◆ **Supplied records**:
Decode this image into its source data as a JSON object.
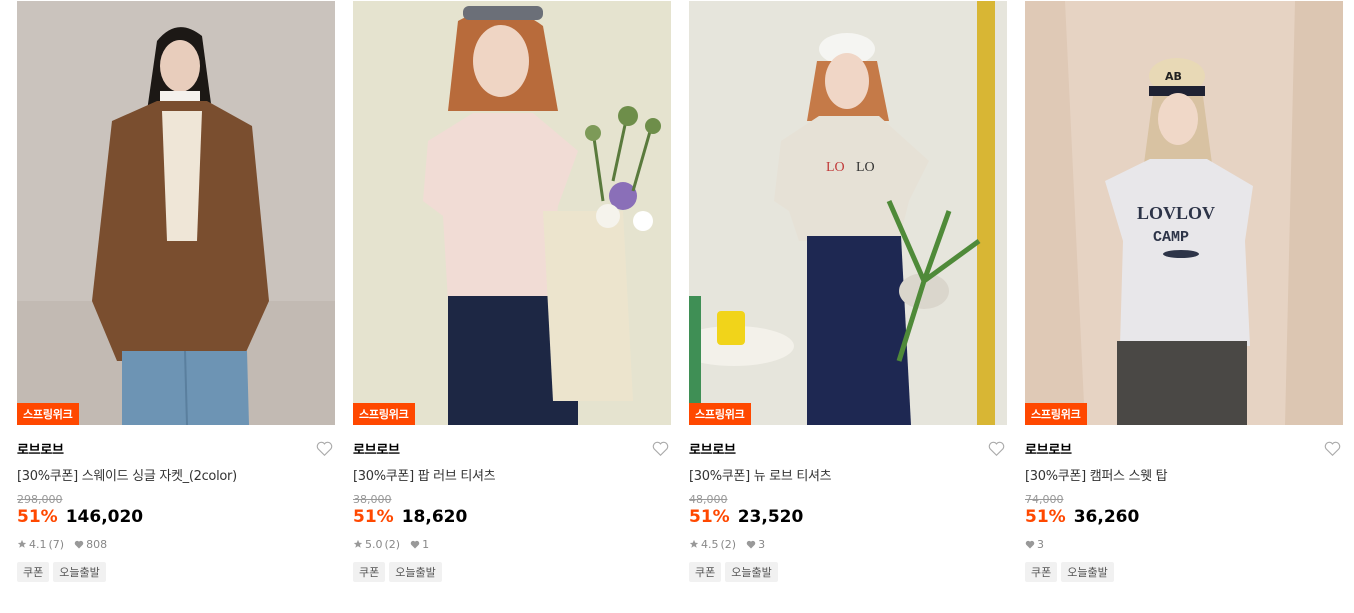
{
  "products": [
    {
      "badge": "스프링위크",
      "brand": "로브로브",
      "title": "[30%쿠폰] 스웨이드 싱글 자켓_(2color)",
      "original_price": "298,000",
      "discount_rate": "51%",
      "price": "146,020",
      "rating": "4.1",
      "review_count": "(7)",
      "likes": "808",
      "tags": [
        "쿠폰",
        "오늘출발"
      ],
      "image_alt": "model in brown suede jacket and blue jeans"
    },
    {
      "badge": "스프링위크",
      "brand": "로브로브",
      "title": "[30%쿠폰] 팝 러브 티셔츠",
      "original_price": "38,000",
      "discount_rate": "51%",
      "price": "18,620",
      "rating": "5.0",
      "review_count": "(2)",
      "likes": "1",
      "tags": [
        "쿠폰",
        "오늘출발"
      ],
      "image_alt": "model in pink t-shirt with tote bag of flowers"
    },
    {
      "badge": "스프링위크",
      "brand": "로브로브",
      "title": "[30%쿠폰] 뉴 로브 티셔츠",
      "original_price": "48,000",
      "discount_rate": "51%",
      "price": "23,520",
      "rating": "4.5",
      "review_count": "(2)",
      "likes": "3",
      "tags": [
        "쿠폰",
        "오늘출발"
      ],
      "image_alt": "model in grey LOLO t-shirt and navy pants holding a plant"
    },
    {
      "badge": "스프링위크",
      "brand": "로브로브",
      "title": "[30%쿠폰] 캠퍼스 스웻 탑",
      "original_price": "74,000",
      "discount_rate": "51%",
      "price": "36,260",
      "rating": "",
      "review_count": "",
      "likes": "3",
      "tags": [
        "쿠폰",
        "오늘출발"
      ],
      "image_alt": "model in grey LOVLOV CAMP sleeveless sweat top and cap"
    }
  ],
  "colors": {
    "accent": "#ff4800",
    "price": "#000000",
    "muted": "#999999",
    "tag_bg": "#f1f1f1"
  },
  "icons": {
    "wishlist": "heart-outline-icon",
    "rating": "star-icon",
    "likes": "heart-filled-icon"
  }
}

◆ **Short problem**: Copy the records word for word, leaving no picture in the copy.

◆ **Reply to the exercise**:
Decode this image into its source data as a JSON object.
{
  "products": [
    {
      "badge": "스프링위크",
      "brand": "로브로브",
      "title": "[30%쿠폰] 스웨이드 싱글 자켓_(2color)",
      "original_price": "298,000",
      "discount_rate": "51%",
      "price": "146,020",
      "rating": "4.1",
      "review_count": "(7)",
      "likes": "808",
      "tags": [
        "쿠폰",
        "오늘출발"
      ],
      "image_alt": "model in brown suede jacket and blue jeans"
    },
    {
      "badge": "스프링위크",
      "brand": "로브로브",
      "title": "[30%쿠폰] 팝 러브 티셔츠",
      "original_price": "38,000",
      "discount_rate": "51%",
      "price": "18,620",
      "rating": "5.0",
      "review_count": "(2)",
      "likes": "1",
      "tags": [
        "쿠폰",
        "오늘출발"
      ],
      "image_alt": "model in pink t-shirt with tote bag of flowers"
    },
    {
      "badge": "스프링위크",
      "brand": "로브로브",
      "title": "[30%쿠폰] 뉴 로브 티셔츠",
      "original_price": "48,000",
      "discount_rate": "51%",
      "price": "23,520",
      "rating": "4.5",
      "review_count": "(2)",
      "likes": "3",
      "tags": [
        "쿠폰",
        "오늘출발"
      ],
      "image_alt": "model in grey LOLO t-shirt and navy pants holding a plant"
    },
    {
      "badge": "스프링위크",
      "brand": "로브로브",
      "title": "[30%쿠폰] 캠퍼스 스웻 탑",
      "original_price": "74,000",
      "discount_rate": "51%",
      "price": "36,260",
      "rating": "",
      "review_count": "",
      "likes": "3",
      "tags": [
        "쿠폰",
        "오늘출발"
      ],
      "image_alt": "model in grey LOVLOV CAMP sleeveless sweat top and cap"
    }
  ],
  "colors": {
    "accent": "#ff4800",
    "price": "#000000",
    "muted": "#999999",
    "tag_bg": "#f1f1f1"
  },
  "icons": {
    "wishlist": "heart-outline-icon",
    "rating": "star-icon",
    "likes": "heart-filled-icon"
  }
}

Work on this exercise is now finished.